#### INPUT ROWS

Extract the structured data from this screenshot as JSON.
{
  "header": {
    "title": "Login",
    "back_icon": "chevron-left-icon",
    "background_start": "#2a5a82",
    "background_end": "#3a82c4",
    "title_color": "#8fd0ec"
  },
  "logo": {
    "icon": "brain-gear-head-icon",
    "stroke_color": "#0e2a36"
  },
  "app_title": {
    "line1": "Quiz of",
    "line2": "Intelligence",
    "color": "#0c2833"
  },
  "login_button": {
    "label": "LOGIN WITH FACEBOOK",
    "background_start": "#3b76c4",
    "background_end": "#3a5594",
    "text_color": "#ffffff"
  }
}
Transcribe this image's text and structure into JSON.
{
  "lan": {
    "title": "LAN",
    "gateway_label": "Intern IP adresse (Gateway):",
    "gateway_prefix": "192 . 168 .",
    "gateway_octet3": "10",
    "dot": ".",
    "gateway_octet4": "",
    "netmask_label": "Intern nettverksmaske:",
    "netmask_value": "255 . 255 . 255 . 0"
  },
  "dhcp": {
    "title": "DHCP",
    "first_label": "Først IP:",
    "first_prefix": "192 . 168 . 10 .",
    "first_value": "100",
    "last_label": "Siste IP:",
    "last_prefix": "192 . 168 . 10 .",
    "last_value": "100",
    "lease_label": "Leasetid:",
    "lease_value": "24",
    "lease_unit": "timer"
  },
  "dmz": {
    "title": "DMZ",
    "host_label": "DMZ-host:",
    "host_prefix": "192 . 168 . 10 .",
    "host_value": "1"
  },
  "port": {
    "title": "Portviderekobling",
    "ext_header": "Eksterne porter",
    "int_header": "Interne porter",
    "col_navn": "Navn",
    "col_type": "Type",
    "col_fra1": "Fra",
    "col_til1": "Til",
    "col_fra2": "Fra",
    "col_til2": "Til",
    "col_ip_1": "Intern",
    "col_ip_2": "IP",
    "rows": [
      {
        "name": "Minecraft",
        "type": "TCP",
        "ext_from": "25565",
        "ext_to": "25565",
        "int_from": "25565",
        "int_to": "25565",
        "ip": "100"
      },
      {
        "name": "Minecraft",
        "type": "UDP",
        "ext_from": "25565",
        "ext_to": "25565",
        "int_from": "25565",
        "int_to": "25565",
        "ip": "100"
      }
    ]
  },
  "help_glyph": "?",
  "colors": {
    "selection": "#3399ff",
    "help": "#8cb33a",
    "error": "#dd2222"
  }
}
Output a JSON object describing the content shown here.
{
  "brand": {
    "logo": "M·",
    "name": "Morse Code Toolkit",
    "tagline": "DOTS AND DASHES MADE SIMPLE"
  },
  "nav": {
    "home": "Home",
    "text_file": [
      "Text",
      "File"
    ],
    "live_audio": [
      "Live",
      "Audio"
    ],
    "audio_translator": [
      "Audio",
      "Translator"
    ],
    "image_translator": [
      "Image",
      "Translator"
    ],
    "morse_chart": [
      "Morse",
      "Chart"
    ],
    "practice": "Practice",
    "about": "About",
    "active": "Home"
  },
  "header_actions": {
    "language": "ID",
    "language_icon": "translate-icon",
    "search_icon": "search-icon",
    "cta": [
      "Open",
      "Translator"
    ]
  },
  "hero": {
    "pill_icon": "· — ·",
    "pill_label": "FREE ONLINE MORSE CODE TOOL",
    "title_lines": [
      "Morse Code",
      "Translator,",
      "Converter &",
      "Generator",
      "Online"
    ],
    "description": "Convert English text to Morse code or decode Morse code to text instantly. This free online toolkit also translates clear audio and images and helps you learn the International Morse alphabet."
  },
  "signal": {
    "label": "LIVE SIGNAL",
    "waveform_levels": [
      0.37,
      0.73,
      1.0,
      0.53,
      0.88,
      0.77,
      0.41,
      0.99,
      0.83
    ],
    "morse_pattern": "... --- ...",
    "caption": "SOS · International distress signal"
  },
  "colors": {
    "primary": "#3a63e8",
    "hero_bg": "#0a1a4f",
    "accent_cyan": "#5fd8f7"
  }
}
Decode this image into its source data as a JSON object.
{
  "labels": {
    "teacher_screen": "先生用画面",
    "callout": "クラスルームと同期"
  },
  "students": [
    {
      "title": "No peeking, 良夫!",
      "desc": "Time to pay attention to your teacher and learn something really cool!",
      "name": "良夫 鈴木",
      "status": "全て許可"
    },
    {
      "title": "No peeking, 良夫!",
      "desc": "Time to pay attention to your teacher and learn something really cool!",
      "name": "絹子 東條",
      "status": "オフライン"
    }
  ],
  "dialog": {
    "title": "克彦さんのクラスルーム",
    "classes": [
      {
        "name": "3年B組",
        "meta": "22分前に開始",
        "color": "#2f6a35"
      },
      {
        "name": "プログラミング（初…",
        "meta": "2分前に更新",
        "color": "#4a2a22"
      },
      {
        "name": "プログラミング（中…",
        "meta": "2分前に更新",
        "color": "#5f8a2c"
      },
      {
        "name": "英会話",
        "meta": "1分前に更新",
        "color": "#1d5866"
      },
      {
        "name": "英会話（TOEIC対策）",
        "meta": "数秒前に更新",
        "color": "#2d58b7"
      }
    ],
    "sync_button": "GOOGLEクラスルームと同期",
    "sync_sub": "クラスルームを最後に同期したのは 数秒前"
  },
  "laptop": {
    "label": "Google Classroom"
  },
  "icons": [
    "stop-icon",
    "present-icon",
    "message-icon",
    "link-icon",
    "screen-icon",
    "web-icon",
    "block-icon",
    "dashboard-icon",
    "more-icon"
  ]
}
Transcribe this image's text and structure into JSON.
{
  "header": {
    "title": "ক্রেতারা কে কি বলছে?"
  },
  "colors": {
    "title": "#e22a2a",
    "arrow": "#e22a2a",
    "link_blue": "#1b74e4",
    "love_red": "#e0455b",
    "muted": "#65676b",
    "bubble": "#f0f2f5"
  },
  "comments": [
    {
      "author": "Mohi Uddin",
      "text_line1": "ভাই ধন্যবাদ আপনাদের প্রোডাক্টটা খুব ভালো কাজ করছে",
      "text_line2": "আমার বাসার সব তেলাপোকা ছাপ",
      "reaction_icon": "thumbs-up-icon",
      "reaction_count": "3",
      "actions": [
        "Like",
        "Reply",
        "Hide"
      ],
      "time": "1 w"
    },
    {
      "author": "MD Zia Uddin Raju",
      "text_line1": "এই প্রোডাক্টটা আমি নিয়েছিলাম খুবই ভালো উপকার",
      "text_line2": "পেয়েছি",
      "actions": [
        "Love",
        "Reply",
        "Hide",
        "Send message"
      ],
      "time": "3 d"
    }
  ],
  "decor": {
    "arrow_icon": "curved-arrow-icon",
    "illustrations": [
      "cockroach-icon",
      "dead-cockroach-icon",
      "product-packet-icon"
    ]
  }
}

########

INSTRUCTIONS FOR THE TASK: Please repeat the listing exactly, with nothing left out.

ANSWER BELOW:
Extract the structured data from this screenshot as JSON.
{
  "header": {
    "title": "Login",
    "back_icon": "chevron-left-icon",
    "background_start": "#2a5a82",
    "background_end": "#3a82c4",
    "title_color": "#8fd0ec"
  },
  "logo": {
    "icon": "brain-gear-head-icon",
    "stroke_color": "#0e2a36"
  },
  "app_title": {
    "line1": "Quiz of",
    "line2": "Intelligence",
    "color": "#0c2833"
  },
  "login_button": {
    "label": "LOGIN WITH FACEBOOK",
    "background_start": "#3b76c4",
    "background_end": "#3a5594",
    "text_color": "#ffffff"
  }
}
Transcribe this image's text and structure into JSON.
{
  "lan": {
    "title": "LAN",
    "gateway_label": "Intern IP adresse (Gateway):",
    "gateway_prefix": "192 . 168 .",
    "gateway_octet3": "10",
    "dot": ".",
    "gateway_octet4": "",
    "netmask_label": "Intern nettverksmaske:",
    "netmask_value": "255 . 255 . 255 . 0"
  },
  "dhcp": {
    "title": "DHCP",
    "first_label": "Først IP:",
    "first_prefix": "192 . 168 . 10 .",
    "first_value": "100",
    "last_label": "Siste IP:",
    "last_prefix": "192 . 168 . 10 .",
    "last_value": "100",
    "lease_label": "Leasetid:",
    "lease_value": "24",
    "lease_unit": "timer"
  },
  "dmz": {
    "title": "DMZ",
    "host_label": "DMZ-host:",
    "host_prefix": "192 . 168 . 10 .",
    "host_value": "1"
  },
  "port": {
    "title": "Portviderekobling",
    "ext_header": "Eksterne porter",
    "int_header": "Interne porter",
    "col_navn": "Navn",
    "col_type": "Type",
    "col_fra1": "Fra",
    "col_til1": "Til",
    "col_fra2": "Fra",
    "col_til2": "Til",
    "col_ip_1": "Intern",
    "col_ip_2": "IP",
    "rows": [
      {
        "name": "Minecraft",
        "type": "TCP",
        "ext_from": "25565",
        "ext_to": "25565",
        "int_from": "25565",
        "int_to": "25565",
        "ip": "100"
      },
      {
        "name": "Minecraft",
        "type": "UDP",
        "ext_from": "25565",
        "ext_to": "25565",
        "int_from": "25565",
        "int_to": "25565",
        "ip": "100"
      }
    ]
  },
  "help_glyph": "?",
  "colors": {
    "selection": "#3399ff",
    "help": "#8cb33a",
    "error": "#dd2222"
  }
}
Output a JSON object describing the content shown here.
{
  "brand": {
    "logo": "M·",
    "name": "Morse Code Toolkit",
    "tagline": "DOTS AND DASHES MADE SIMPLE"
  },
  "nav": {
    "home": "Home",
    "text_file": [
      "Text",
      "File"
    ],
    "live_audio": [
      "Live",
      "Audio"
    ],
    "audio_translator": [
      "Audio",
      "Translator"
    ],
    "image_translator": [
      "Image",
      "Translator"
    ],
    "morse_chart": [
      "Morse",
      "Chart"
    ],
    "practice": "Practice",
    "about": "About",
    "active": "Home"
  },
  "header_actions": {
    "language": "ID",
    "language_icon": "translate-icon",
    "search_icon": "search-icon",
    "cta": [
      "Open",
      "Translator"
    ]
  },
  "hero": {
    "pill_icon": "· — ·",
    "pill_label": "FREE ONLINE MORSE CODE TOOL",
    "title_lines": [
      "Morse Code",
      "Translator,",
      "Converter &",
      "Generator",
      "Online"
    ],
    "description": "Convert English text to Morse code or decode Morse code to text instantly. This free online toolkit also translates clear audio and images and helps you learn the International Morse alphabet."
  },
  "signal": {
    "label": "LIVE SIGNAL",
    "waveform_levels": [
      0.37,
      0.73,
      1.0,
      0.53,
      0.88,
      0.77,
      0.41,
      0.99,
      0.83
    ],
    "morse_pattern": "... --- ...",
    "caption": "SOS · International distress signal"
  },
  "colors": {
    "primary": "#3a63e8",
    "hero_bg": "#0a1a4f",
    "accent_cyan": "#5fd8f7"
  }
}
Decode this image into its source data as a JSON object.
{
  "labels": {
    "teacher_screen": "先生用画面",
    "callout": "クラスルームと同期"
  },
  "students": [
    {
      "title": "No peeking, 良夫!",
      "desc": "Time to pay attention to your teacher and learn something really cool!",
      "name": "良夫 鈴木",
      "status": "全て許可"
    },
    {
      "title": "No peeking, 良夫!",
      "desc": "Time to pay attention to your teacher and learn something really cool!",
      "name": "絹子 東條",
      "status": "オフライン"
    }
  ],
  "dialog": {
    "title": "克彦さんのクラスルーム",
    "classes": [
      {
        "name": "3年B組",
        "meta": "22分前に開始",
        "color": "#2f6a35"
      },
      {
        "name": "プログラミング（初…",
        "meta": "2分前に更新",
        "color": "#4a2a22"
      },
      {
        "name": "プログラミング（中…",
        "meta": "2分前に更新",
        "color": "#5f8a2c"
      },
      {
        "name": "英会話",
        "meta": "1分前に更新",
        "color": "#1d5866"
      },
      {
        "name": "英会話（TOEIC対策）",
        "meta": "数秒前に更新",
        "color": "#2d58b7"
      }
    ],
    "sync_button": "GOOGLEクラスルームと同期",
    "sync_sub": "クラスルームを最後に同期したのは 数秒前"
  },
  "laptop": {
    "label": "Google Classroom"
  },
  "icons": [
    "stop-icon",
    "present-icon",
    "message-icon",
    "link-icon",
    "screen-icon",
    "web-icon",
    "block-icon",
    "dashboard-icon",
    "more-icon"
  ]
}
Transcribe this image's text and structure into JSON.
{
  "header": {
    "title": "ক্রেতারা কে কি বলছে?"
  },
  "colors": {
    "title": "#e22a2a",
    "arrow": "#e22a2a",
    "link_blue": "#1b74e4",
    "love_red": "#e0455b",
    "muted": "#65676b",
    "bubble": "#f0f2f5"
  },
  "comments": [
    {
      "author": "Mohi Uddin",
      "text_line1": "ভাই ধন্যবাদ আপনাদের প্রোডাক্টটা খুব ভালো কাজ করছে",
      "text_line2": "আমার বাসার সব তেলাপোকা ছাপ",
      "reaction_icon": "thumbs-up-icon",
      "reaction_count": "3",
      "actions": [
        "Like",
        "Reply",
        "Hide"
      ],
      "time": "1 w"
    },
    {
      "author": "MD Zia Uddin Raju",
      "text_line1": "এই প্রোডাক্টটা আমি নিয়েছিলাম খুবই ভালো উপকার",
      "text_line2": "পেয়েছি",
      "actions": [
        "Love",
        "Reply",
        "Hide",
        "Send message"
      ],
      "time": "3 d"
    }
  ],
  "decor": {
    "arrow_icon": "curved-arrow-icon",
    "illustrations": [
      "cockroach-icon",
      "dead-cockroach-icon",
      "product-packet-icon"
    ]
  }
}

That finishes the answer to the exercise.